── Task material

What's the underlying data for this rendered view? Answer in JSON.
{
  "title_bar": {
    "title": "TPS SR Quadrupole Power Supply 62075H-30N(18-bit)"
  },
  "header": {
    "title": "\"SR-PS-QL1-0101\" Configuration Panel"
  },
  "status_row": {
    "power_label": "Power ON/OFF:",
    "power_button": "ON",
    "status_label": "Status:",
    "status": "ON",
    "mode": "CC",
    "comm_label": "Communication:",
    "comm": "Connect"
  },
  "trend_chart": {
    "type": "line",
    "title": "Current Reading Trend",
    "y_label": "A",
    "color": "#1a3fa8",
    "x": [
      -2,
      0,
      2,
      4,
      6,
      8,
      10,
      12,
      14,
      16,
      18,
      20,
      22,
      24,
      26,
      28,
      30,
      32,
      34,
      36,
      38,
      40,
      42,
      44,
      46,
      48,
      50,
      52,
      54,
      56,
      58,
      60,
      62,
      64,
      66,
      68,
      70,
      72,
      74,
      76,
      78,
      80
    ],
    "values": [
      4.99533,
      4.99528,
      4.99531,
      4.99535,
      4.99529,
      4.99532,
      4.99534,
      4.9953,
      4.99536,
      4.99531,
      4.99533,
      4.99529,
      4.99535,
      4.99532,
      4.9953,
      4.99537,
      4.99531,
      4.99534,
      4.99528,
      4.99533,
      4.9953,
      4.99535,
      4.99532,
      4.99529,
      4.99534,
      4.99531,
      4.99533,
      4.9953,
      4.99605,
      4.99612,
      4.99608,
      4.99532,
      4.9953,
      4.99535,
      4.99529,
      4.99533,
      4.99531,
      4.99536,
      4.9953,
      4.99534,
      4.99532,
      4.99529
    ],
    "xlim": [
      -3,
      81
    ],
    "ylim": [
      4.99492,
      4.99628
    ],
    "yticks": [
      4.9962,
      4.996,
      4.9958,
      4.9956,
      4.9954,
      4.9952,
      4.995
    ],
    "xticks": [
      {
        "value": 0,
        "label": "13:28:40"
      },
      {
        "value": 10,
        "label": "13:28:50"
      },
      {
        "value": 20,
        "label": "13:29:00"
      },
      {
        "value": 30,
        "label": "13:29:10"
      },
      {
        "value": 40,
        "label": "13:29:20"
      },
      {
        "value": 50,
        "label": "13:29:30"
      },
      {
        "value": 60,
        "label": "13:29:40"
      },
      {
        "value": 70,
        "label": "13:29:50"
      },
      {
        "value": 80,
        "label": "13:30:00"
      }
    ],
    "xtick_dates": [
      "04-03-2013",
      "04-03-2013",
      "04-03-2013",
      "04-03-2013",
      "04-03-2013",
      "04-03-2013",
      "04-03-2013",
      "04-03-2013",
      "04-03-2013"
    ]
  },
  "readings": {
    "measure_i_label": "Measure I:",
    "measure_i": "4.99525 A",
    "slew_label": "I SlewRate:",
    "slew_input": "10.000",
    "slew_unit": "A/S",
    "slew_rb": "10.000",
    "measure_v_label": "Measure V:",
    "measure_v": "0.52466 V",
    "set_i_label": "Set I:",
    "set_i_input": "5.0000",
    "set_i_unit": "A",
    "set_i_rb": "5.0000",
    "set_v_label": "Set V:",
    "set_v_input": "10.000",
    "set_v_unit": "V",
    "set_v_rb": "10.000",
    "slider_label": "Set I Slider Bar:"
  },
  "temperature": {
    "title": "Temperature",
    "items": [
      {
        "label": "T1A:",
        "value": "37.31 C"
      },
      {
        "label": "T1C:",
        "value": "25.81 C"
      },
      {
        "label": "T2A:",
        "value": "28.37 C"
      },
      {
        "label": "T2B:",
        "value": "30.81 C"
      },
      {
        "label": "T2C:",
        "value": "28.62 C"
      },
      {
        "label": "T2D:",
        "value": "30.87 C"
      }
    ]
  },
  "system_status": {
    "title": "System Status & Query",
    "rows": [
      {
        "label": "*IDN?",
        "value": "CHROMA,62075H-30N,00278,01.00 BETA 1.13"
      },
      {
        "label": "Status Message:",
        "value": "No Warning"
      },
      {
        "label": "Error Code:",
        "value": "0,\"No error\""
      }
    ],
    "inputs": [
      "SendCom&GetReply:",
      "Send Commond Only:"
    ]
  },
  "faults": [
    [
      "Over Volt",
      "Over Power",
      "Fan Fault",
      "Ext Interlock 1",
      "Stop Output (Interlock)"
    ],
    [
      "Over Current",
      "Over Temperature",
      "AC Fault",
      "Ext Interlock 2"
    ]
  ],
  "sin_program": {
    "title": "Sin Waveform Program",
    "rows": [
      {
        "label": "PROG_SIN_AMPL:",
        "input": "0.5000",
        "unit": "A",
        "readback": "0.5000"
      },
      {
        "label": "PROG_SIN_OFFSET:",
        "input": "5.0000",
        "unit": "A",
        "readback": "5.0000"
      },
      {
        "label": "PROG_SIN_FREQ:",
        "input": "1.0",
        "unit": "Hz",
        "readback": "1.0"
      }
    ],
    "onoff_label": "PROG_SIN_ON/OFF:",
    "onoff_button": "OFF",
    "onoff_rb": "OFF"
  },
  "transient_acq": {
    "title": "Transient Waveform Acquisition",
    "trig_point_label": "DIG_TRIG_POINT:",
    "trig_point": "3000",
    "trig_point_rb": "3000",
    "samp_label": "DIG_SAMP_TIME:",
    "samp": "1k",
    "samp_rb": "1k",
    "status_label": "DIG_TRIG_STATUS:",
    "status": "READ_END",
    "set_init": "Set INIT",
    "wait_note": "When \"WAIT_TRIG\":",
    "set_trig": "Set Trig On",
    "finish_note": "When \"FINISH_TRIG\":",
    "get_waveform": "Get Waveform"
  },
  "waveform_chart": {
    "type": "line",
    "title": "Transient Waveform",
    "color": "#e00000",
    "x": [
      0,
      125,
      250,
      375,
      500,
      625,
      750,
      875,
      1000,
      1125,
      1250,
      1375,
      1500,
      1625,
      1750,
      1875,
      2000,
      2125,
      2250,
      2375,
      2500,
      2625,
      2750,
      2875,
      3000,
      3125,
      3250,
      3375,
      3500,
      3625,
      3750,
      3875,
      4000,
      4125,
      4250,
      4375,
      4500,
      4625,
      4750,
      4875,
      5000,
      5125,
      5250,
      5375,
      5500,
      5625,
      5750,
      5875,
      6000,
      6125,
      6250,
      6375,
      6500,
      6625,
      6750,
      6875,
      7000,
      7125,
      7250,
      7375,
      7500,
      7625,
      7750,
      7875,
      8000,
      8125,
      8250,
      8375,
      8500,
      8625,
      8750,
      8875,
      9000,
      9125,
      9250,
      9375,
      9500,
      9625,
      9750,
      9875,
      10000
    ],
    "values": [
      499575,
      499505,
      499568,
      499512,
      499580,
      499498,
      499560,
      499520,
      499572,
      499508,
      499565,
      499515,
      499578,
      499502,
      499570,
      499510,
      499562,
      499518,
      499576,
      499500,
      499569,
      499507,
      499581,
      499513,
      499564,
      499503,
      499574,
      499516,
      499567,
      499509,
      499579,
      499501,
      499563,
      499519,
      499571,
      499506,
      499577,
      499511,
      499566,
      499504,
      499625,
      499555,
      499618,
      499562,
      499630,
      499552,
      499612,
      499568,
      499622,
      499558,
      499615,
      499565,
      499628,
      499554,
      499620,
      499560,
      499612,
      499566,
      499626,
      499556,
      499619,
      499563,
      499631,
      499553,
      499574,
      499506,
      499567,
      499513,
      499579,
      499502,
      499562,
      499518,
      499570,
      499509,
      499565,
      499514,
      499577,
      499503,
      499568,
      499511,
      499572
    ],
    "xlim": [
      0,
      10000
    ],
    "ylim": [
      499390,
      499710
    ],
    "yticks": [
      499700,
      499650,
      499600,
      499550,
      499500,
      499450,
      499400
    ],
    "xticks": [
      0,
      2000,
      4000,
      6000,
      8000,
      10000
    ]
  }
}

────

**Directive**
Gather all lines from the listing above in which "readback" occurs.

**Result**
        "readback": "0.5000"
        "readback": "5.0000"
        "readback": "1.0"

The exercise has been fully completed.